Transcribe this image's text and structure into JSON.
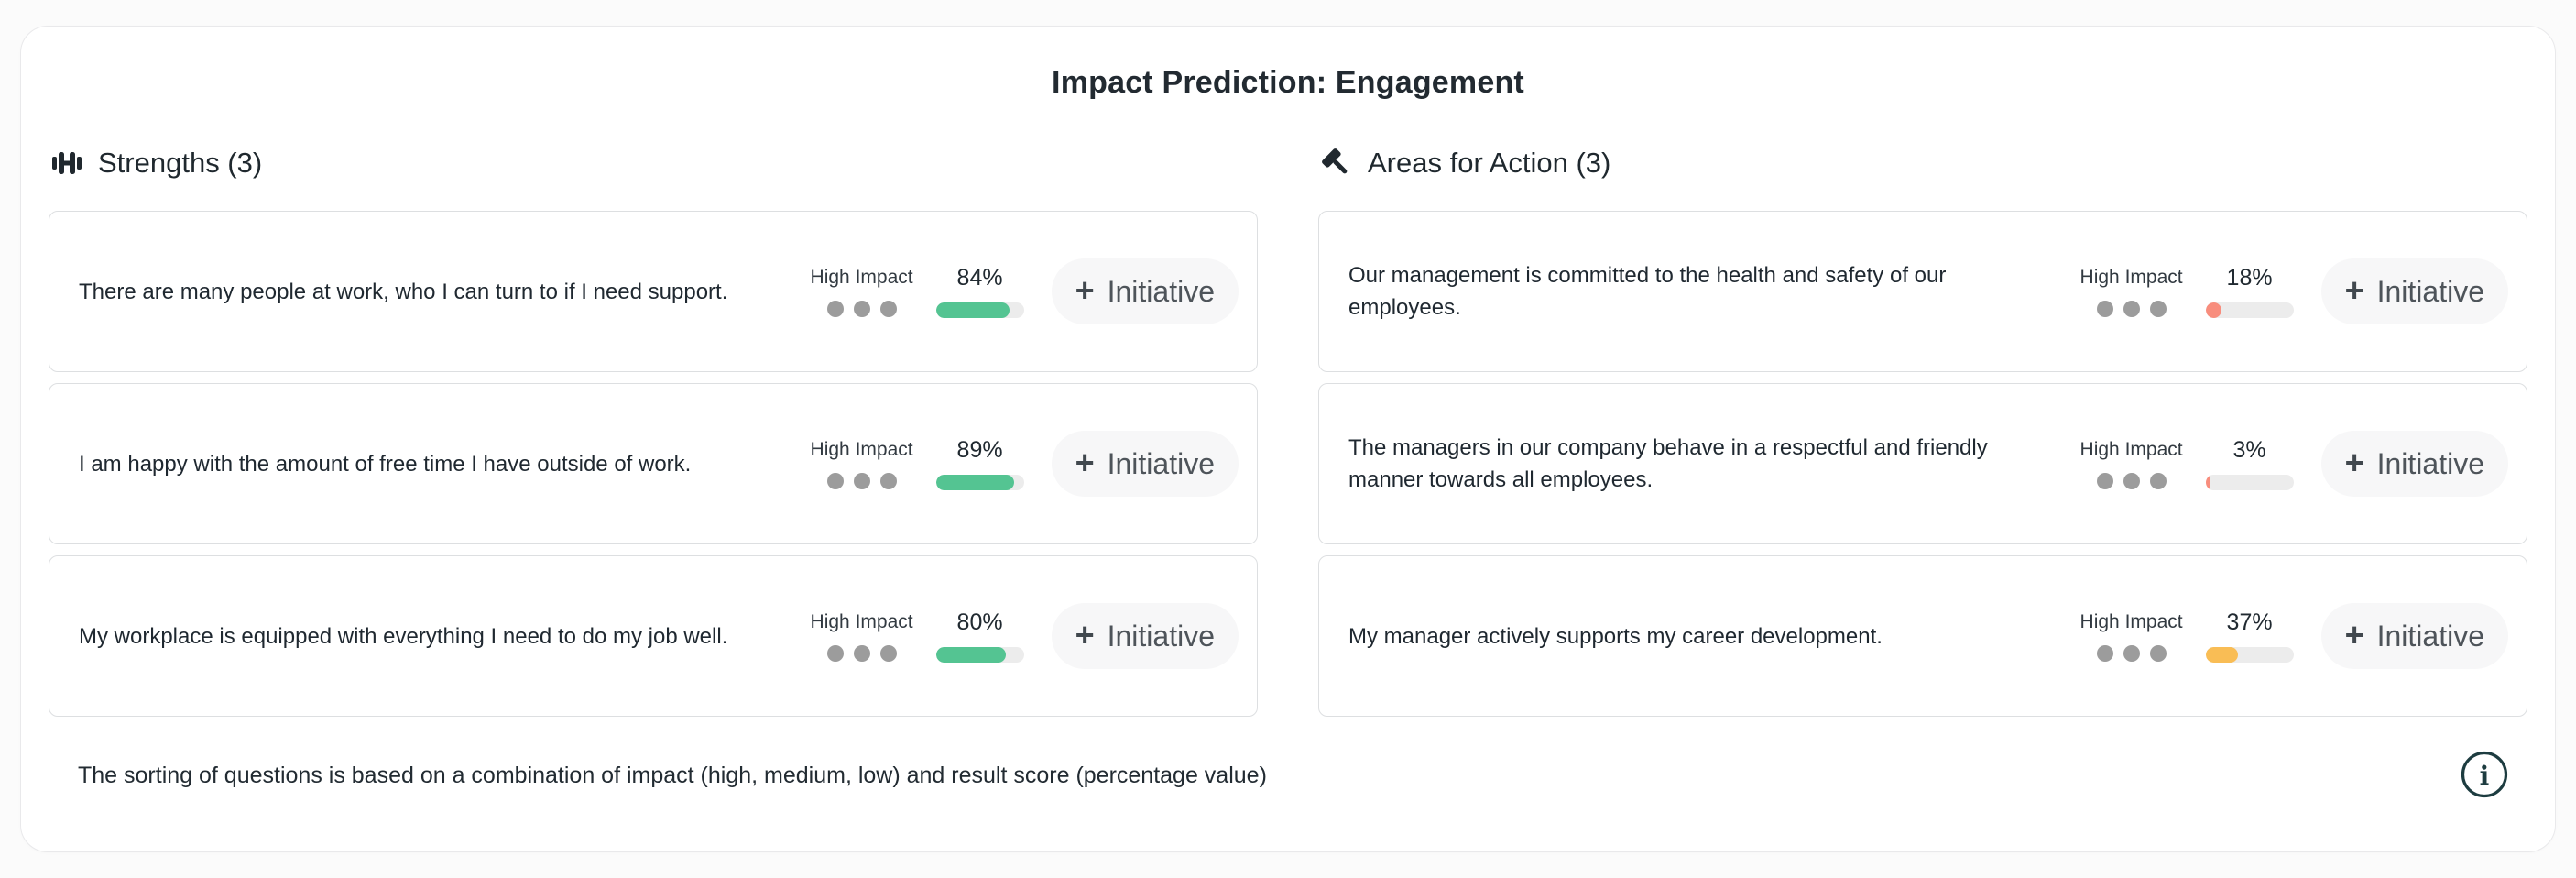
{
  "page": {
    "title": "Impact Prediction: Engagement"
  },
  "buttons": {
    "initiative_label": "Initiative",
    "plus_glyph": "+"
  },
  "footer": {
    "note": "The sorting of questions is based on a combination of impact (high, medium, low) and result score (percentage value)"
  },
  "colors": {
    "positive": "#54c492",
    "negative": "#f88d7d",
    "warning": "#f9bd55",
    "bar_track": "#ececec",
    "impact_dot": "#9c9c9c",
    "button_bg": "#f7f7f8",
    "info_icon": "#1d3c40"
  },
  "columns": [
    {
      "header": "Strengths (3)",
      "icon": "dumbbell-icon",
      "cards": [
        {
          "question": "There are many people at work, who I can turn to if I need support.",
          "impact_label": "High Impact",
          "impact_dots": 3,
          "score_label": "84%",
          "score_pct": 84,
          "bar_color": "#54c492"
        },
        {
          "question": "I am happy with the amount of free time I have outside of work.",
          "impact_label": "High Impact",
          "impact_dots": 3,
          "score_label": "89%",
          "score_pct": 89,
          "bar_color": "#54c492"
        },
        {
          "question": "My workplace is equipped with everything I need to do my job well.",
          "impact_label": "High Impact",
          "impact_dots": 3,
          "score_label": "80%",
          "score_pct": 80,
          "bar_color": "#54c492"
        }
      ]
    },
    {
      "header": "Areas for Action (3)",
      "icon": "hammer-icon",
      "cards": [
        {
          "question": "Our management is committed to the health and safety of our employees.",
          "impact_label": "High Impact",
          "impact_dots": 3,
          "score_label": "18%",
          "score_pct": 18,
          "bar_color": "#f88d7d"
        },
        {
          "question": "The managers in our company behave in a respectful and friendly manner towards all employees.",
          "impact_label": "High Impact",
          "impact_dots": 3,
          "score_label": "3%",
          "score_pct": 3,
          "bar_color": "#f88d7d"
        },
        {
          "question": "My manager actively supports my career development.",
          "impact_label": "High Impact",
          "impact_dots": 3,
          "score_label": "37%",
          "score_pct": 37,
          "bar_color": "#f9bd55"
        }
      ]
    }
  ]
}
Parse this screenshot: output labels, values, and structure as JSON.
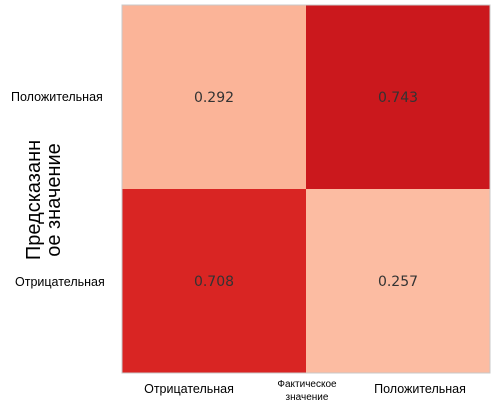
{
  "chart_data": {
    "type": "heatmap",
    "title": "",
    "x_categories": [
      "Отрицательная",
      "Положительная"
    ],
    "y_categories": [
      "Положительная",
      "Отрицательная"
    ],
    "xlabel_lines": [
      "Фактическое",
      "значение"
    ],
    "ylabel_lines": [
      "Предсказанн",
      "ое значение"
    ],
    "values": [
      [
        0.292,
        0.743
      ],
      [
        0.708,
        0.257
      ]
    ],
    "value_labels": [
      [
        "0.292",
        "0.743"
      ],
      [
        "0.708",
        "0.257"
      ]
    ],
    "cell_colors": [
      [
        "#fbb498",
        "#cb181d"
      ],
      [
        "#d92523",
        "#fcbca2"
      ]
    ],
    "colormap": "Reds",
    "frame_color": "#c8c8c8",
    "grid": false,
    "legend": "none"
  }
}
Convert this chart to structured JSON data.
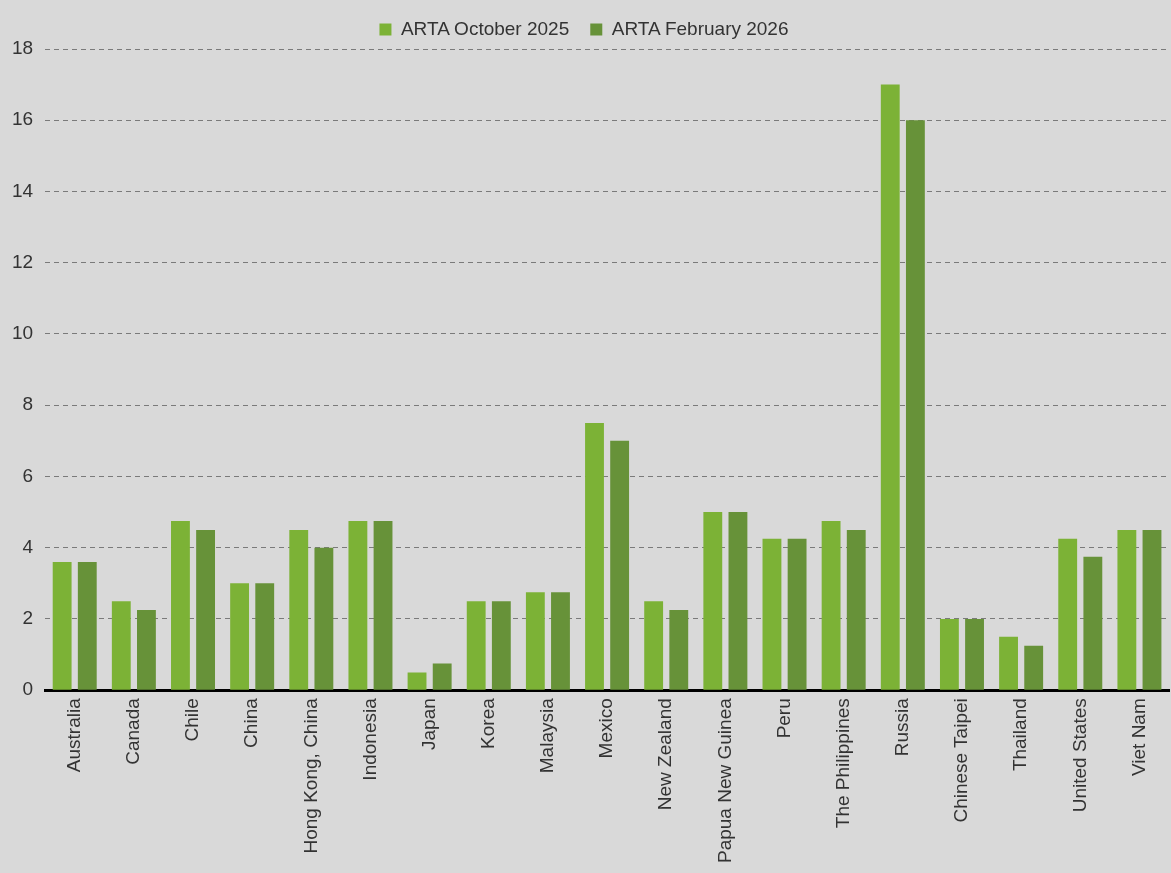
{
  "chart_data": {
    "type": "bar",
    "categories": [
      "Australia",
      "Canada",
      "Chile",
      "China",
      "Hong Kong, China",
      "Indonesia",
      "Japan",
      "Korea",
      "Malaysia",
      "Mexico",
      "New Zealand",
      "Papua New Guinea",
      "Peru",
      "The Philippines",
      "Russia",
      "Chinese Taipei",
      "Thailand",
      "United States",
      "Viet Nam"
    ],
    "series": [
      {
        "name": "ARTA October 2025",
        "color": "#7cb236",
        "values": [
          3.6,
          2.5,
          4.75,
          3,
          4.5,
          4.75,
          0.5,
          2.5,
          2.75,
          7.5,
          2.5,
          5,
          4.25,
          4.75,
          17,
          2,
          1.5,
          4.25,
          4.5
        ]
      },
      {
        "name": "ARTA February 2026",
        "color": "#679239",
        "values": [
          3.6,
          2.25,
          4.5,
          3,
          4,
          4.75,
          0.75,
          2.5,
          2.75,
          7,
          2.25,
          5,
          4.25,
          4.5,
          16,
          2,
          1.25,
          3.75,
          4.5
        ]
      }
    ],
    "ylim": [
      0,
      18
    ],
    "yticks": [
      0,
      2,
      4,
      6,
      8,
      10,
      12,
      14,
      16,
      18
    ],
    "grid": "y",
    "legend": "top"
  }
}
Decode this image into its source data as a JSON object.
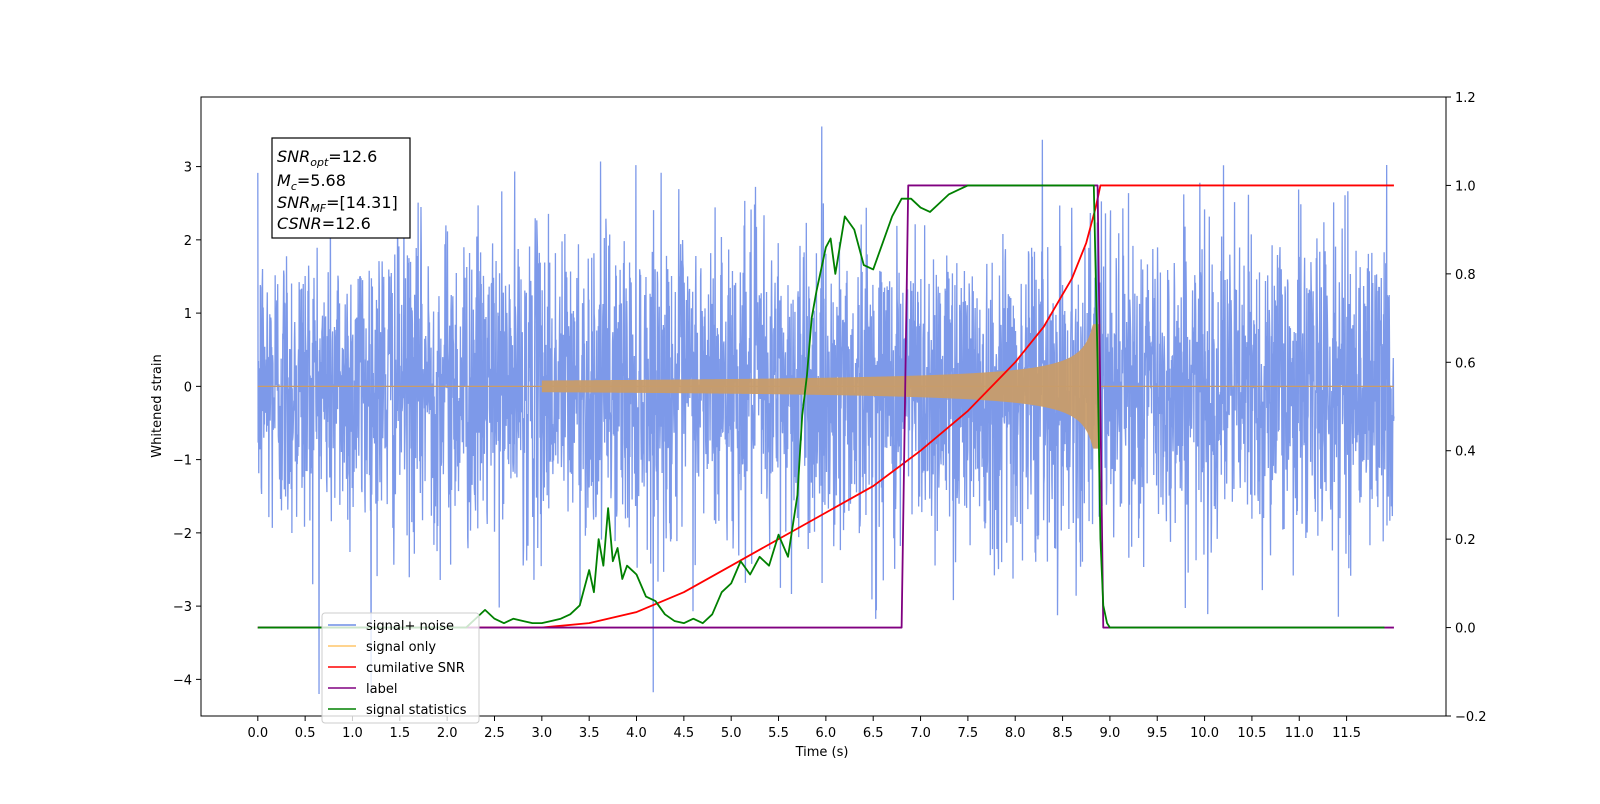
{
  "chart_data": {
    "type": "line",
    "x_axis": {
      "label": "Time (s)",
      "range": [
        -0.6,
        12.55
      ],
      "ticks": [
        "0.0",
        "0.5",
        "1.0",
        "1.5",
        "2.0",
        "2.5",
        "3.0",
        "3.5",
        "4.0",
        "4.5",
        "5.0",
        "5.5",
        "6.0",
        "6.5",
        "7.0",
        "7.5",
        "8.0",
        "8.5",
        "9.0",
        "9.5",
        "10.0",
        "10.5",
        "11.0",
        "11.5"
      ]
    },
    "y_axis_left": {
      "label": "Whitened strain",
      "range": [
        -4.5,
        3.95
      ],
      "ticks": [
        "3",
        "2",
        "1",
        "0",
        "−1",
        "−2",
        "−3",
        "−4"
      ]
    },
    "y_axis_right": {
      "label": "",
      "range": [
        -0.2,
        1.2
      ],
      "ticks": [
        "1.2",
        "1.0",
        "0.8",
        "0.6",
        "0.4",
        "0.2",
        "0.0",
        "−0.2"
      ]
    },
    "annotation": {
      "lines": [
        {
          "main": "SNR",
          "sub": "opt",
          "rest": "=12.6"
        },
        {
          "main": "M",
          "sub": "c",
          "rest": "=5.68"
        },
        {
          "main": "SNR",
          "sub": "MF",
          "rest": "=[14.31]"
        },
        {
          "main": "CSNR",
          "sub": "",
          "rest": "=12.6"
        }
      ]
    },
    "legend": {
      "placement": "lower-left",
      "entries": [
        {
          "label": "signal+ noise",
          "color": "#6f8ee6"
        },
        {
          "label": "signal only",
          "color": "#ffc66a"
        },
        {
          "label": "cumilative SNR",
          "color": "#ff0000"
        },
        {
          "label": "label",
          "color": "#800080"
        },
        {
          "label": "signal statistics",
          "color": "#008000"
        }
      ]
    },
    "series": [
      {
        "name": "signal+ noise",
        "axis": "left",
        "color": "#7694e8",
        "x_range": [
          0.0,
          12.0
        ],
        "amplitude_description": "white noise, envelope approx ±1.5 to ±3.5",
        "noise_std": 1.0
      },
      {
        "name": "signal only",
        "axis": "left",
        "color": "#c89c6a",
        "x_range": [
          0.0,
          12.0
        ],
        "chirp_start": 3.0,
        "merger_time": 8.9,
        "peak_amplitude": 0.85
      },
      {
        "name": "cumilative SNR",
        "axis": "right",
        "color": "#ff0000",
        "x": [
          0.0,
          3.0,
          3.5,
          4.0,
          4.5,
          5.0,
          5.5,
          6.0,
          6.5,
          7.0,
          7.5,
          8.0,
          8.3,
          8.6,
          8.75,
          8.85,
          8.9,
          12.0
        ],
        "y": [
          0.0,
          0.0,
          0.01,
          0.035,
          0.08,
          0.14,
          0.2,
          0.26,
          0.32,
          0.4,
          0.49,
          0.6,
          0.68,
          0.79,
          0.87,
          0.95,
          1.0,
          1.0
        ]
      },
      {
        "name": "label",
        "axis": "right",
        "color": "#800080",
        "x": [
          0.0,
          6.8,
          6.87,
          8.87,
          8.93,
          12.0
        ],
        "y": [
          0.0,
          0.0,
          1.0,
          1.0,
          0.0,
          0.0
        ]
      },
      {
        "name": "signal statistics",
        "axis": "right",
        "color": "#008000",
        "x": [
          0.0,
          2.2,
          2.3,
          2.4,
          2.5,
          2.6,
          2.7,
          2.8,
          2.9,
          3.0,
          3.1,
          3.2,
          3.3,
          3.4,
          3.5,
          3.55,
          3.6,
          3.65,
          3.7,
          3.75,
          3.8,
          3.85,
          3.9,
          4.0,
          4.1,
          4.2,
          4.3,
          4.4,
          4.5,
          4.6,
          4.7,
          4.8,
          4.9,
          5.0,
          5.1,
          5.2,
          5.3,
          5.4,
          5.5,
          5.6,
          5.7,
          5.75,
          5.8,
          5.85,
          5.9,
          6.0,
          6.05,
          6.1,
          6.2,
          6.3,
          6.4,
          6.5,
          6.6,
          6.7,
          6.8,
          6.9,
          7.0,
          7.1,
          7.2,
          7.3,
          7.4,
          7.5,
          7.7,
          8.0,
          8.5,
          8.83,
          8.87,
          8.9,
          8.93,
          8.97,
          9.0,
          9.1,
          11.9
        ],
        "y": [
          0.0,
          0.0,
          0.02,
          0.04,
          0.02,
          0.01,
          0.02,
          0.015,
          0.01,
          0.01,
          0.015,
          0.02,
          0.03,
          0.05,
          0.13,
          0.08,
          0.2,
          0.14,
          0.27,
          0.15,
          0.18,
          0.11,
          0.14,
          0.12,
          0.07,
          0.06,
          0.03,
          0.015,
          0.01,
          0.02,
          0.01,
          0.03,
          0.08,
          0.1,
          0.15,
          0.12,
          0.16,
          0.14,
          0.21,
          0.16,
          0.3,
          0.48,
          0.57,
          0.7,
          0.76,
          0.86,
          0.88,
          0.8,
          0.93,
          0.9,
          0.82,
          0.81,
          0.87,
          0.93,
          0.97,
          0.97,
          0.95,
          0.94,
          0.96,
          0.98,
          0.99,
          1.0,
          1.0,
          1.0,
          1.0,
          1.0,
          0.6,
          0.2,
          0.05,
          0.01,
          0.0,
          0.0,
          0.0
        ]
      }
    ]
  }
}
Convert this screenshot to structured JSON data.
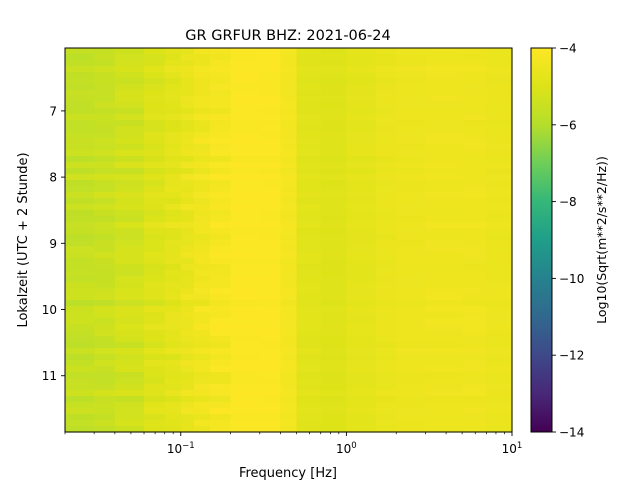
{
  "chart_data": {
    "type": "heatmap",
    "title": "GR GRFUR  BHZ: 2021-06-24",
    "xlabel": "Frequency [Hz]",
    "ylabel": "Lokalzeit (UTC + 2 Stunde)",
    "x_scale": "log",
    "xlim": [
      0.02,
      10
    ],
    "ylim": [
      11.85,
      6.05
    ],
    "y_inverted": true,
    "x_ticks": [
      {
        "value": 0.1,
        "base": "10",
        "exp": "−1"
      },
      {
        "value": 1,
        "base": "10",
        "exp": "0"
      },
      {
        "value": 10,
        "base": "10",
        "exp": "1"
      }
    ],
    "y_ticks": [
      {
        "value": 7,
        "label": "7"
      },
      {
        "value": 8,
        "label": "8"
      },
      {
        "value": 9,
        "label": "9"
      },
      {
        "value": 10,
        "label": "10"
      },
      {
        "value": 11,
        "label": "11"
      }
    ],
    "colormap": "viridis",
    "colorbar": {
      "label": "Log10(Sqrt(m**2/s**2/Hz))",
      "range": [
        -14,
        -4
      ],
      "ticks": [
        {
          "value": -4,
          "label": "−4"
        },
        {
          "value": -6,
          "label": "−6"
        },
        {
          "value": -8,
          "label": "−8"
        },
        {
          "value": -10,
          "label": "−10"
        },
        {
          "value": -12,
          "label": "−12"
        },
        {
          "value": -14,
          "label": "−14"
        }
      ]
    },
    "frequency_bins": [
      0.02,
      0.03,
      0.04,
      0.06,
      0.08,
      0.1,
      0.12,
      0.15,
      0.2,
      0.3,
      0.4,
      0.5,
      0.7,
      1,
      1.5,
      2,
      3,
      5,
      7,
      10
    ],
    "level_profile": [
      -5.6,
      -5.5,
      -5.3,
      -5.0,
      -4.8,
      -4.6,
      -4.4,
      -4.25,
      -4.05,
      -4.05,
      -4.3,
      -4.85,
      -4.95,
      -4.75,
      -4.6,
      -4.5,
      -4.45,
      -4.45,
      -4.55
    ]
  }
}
= = =
- Aim
Find how many lines in the listing contain the word "JSON" and give that count alone.

- Final result
5